# Requirement
Extract all of the entries and give them again, word for word.

(Saved data entries)
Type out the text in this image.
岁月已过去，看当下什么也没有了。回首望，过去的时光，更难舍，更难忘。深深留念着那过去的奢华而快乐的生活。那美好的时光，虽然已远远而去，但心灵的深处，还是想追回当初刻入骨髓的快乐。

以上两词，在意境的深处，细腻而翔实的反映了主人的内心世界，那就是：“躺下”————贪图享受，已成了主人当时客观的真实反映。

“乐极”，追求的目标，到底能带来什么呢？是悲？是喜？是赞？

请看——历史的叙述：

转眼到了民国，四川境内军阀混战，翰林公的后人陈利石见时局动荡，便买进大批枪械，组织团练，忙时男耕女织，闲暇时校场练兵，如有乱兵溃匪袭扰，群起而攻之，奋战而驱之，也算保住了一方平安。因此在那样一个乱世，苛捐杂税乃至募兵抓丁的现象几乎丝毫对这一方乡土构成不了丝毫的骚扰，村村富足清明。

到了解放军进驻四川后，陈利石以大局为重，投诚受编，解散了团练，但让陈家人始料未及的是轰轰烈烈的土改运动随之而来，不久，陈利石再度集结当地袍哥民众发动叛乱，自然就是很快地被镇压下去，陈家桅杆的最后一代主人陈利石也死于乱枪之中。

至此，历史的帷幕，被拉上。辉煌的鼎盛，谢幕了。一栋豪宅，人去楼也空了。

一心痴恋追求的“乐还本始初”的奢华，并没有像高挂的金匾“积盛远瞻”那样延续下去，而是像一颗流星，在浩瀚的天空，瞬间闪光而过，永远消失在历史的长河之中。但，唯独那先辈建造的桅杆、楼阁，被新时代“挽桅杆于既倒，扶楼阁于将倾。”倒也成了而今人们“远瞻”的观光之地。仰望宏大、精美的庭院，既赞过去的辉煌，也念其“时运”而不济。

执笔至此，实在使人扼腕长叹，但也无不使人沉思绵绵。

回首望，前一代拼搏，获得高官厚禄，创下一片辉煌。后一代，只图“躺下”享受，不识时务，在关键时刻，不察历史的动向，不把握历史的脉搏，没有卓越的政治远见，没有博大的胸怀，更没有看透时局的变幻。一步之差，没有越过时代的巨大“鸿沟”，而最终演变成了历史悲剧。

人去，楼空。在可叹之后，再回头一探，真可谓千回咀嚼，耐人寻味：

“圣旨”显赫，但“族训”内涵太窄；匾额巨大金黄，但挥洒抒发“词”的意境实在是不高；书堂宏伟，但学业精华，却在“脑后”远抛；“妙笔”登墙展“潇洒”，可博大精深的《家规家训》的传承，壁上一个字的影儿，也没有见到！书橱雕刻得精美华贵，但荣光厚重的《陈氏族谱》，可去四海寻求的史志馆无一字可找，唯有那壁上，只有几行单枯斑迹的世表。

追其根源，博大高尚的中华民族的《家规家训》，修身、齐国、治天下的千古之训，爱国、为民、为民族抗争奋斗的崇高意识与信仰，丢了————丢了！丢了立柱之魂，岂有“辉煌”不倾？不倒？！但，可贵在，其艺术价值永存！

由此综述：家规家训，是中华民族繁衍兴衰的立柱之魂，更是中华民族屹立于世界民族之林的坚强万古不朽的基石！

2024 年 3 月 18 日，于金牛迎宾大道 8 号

# Task solution
Type out the text in this image.
岁月已过去，看当下什么也没有了。回首望，过去的时光，更难舍，更难忘。深深留念着那过去的奢华而快乐的生活。那美好的时光，虽然已远远而去，但心灵的深处，还是想追回当初刻入骨髓的快乐。

以上两词，在意境的深处，细腻而翔实的反映了主人的内心世界，那就是：“躺下”————贪图享受，已成了主人当时客观的真实反映。

“乐极”，追求的目标，到底能带来什么呢？是悲？是喜？是赞？

请看——历史的叙述：

转眼到了民国，四川境内军阀混战，翰林公的后人陈利石见时局动荡，便买进大批枪械，组织团练，忙时男耕女织，闲暇时校场练兵，如有乱兵溃匪袭扰，群起而攻之，奋战而驱之，也算保住了一方平安。因此在那样一个乱世，苛捐杂税乃至募兵抓丁的现象几乎丝毫对这一方乡土构成不了丝毫的骚扰，村村富足清明。

到了解放军进驻四川后，陈利石以大局为重，投诚受编，解散了团练，但让陈家人始料未及的是轰轰烈烈的土改运动随之而来，不久，陈利石再度集结当地袍哥民众发动叛乱，自然就是很快地被镇压下去，陈家桅杆的最后一代主人陈利石也死于乱枪之中。

至此，历史的帷幕，被拉上。辉煌的鼎盛，谢幕了。一栋豪宅，人去楼也空了。

一心痴恋追求的“乐还本始初”的奢华，并没有像高挂的金匾“积盛远瞻”那样延续下去，而是像一颗流星，在浩瀚的天空，瞬间闪光而过，永远消失在历史的长河之中。但，唯独那先辈建造的桅杆、楼阁，被新时代“挽桅杆于既倒，扶楼阁于将倾。”倒也成了而今人们“远瞻”的观光之地。仰望宏大、精美的庭院，既赞过去的辉煌，也念其“时运”而不济。

执笔至此，实在使人扼腕长叹，但也无不使人沉思绵绵。

回首望，前一代拼搏，获得高官厚禄，创下一片辉煌。后一代，只图“躺下”享受，不识时务，在关键时刻，不察历史的动向，不把握历史的脉搏，没有卓越的政治远见，没有博大的胸怀，更没有看透时局的变幻。一步之差，没有越过时代的巨大“鸿沟”，而最终演变成了历史悲剧。

人去，楼空。在可叹之后，再回头一探，真可谓千回咀嚼，耐人寻味：

“圣旨”显赫，但“族训”内涵太窄；匾额巨大金黄，但挥洒抒发“词”的意境实在是不高；书堂宏伟，但学业精华，却在“脑后”远抛；“妙笔”登墙展“潇洒”，可博大精深的《家规家训》的传承，壁上一个字的影儿，也没有见到！书橱雕刻得精美华贵，但荣光厚重的《陈氏族谱》，可去四海寻求的史志馆无一字可找，唯有那壁上，只有几行单枯斑迹的世表。

追其根源，博大高尚的中华民族的《家规家训》，修身、齐国、治天下的千古之训，爱国、为民、为民族抗争奋斗的崇高意识与信仰，丢了————丢了！丢了立柱之魂，岂有“辉煌”不倾？不倒？！但，可贵在，其艺术价值永存！

由此综述：家规家训，是中华民族繁衍兴衰的立柱之魂，更是中华民族屹立于世界民族之林的坚强万古不朽的基石！

2024 年 3 月 18 日，于金牛迎宾大道 8 号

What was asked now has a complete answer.